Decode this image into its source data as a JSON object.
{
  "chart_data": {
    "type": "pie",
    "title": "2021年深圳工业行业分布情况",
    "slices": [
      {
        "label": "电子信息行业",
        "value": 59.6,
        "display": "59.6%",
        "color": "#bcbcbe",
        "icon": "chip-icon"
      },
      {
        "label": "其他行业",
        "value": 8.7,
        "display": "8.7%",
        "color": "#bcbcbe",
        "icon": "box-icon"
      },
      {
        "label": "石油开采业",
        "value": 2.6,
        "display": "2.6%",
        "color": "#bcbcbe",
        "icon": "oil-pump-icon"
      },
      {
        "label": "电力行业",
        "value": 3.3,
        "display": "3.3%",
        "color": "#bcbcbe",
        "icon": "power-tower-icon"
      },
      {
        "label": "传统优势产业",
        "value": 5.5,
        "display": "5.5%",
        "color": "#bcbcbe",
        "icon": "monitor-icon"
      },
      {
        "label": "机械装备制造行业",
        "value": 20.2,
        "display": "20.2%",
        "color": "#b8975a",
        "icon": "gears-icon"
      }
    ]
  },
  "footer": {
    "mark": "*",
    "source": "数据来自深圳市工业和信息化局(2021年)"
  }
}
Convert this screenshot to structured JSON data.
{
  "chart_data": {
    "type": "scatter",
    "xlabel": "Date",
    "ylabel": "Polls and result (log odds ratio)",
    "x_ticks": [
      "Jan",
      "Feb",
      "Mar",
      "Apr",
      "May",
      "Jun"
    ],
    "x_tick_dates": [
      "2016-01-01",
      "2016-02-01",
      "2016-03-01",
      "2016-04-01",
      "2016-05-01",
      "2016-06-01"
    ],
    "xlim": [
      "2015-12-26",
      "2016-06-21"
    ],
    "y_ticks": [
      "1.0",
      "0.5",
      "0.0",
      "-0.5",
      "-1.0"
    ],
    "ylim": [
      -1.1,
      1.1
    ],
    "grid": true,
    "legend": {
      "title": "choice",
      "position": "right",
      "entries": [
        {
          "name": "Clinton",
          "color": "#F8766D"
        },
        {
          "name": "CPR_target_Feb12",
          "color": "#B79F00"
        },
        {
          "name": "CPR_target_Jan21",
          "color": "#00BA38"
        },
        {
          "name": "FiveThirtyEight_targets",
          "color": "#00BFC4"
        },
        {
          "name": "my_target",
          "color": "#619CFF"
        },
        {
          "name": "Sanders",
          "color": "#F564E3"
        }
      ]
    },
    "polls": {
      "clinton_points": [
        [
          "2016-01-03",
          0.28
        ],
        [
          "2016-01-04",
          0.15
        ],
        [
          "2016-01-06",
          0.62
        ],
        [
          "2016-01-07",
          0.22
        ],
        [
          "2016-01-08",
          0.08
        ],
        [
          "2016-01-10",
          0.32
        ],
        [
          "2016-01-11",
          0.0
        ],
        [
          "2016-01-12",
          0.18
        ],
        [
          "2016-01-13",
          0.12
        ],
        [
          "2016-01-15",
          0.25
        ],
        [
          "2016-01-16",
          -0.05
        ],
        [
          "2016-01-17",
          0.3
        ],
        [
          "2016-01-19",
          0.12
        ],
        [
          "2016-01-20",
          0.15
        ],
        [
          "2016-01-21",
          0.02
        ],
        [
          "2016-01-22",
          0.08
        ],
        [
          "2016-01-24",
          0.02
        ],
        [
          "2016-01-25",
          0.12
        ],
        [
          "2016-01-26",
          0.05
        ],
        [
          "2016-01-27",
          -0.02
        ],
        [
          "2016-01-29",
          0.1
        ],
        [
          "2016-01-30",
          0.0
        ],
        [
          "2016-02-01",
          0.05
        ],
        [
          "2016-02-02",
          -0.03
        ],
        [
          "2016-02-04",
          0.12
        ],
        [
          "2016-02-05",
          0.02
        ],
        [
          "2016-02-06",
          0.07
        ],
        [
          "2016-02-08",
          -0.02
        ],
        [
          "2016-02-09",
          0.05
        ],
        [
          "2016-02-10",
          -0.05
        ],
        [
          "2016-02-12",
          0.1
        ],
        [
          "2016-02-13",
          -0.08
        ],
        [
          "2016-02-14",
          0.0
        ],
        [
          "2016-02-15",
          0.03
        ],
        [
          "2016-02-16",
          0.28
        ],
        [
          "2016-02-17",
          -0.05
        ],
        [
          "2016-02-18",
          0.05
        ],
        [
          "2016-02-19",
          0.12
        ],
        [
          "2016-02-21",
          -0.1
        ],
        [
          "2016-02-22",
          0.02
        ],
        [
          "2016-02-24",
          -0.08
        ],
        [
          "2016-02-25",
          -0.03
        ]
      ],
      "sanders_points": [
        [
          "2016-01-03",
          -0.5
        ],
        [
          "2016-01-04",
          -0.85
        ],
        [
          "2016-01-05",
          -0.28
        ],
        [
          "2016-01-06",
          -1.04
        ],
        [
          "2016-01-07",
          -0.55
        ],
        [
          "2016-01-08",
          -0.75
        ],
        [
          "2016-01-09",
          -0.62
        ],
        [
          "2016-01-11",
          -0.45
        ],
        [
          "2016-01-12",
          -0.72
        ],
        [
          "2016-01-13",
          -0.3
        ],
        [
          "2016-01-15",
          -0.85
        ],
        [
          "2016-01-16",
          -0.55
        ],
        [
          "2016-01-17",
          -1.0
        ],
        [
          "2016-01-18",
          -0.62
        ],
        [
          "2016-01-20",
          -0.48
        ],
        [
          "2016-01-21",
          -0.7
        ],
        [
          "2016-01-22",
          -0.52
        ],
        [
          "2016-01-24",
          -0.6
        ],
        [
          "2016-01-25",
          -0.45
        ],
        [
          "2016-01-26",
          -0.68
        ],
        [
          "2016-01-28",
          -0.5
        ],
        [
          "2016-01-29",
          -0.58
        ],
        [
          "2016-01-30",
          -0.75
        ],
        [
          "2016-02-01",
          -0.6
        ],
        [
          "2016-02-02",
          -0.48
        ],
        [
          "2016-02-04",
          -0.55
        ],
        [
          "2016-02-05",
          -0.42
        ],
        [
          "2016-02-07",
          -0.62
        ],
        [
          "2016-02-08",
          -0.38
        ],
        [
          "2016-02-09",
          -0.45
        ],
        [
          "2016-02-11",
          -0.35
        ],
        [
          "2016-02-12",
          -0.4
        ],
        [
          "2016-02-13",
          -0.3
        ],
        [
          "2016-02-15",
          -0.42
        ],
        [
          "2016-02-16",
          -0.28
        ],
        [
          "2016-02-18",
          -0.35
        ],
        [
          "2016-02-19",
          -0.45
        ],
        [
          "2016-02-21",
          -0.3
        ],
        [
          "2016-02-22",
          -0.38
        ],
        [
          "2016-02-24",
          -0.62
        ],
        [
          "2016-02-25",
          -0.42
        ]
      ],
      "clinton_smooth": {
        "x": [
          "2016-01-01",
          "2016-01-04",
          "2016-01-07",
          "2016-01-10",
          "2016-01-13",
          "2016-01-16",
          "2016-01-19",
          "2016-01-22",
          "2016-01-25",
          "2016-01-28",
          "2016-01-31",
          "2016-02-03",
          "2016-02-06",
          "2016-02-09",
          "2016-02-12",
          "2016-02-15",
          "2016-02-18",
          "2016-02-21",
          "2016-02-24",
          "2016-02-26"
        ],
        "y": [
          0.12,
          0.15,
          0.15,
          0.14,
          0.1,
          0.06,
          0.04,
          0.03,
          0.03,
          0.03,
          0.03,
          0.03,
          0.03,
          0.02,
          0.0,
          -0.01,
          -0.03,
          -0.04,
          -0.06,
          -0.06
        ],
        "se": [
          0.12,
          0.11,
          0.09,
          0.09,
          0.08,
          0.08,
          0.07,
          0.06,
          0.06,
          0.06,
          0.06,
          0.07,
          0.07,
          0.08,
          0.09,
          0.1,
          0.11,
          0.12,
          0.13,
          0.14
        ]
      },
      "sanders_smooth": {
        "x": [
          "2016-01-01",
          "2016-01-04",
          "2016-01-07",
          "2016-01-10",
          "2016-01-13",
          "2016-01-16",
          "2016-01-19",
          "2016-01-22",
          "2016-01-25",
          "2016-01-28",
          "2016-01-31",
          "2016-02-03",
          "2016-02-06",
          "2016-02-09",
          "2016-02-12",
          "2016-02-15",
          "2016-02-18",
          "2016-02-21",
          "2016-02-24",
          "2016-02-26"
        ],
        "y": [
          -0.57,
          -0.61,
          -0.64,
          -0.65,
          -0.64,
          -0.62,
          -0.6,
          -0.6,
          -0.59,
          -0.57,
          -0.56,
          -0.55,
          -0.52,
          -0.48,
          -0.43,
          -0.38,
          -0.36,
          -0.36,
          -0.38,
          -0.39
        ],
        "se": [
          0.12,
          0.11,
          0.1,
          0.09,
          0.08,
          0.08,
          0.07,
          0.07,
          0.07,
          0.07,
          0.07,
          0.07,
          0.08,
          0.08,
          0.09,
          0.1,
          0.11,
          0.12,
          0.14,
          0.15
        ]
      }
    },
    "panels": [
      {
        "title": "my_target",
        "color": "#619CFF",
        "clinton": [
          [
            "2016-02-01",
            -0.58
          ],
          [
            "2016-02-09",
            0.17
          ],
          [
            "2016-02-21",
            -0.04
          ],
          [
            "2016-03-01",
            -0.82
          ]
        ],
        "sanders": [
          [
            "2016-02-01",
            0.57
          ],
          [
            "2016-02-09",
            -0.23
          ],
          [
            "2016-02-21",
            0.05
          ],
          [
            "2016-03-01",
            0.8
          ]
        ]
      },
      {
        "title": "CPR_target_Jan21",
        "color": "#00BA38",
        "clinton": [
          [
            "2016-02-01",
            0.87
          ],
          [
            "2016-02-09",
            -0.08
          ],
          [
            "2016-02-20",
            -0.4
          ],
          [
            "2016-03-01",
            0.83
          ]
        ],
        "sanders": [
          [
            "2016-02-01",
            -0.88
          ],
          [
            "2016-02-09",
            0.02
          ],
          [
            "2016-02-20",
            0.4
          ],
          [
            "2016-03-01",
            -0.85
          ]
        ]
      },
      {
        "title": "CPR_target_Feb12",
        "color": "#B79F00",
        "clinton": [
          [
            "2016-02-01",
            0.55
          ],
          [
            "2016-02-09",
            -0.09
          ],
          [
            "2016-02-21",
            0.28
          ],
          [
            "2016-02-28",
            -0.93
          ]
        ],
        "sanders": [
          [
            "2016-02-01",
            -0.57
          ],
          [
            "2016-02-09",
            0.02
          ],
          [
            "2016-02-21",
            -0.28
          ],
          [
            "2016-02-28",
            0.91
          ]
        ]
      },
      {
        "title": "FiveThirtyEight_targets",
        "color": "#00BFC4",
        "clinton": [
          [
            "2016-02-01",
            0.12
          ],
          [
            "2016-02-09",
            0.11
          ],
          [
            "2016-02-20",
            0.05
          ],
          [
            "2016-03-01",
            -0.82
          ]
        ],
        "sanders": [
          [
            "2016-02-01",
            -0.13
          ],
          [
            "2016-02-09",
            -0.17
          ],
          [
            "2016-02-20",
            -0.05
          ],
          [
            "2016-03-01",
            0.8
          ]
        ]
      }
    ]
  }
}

● ● ● ● ● ● ●

• _Exercise instructions_:
Wherever a line in the data above holds "this", copy that line.

• _Exercise result_:
Decode this image into its source data as a JSON object.
Convert this screenshot to structured JSON data.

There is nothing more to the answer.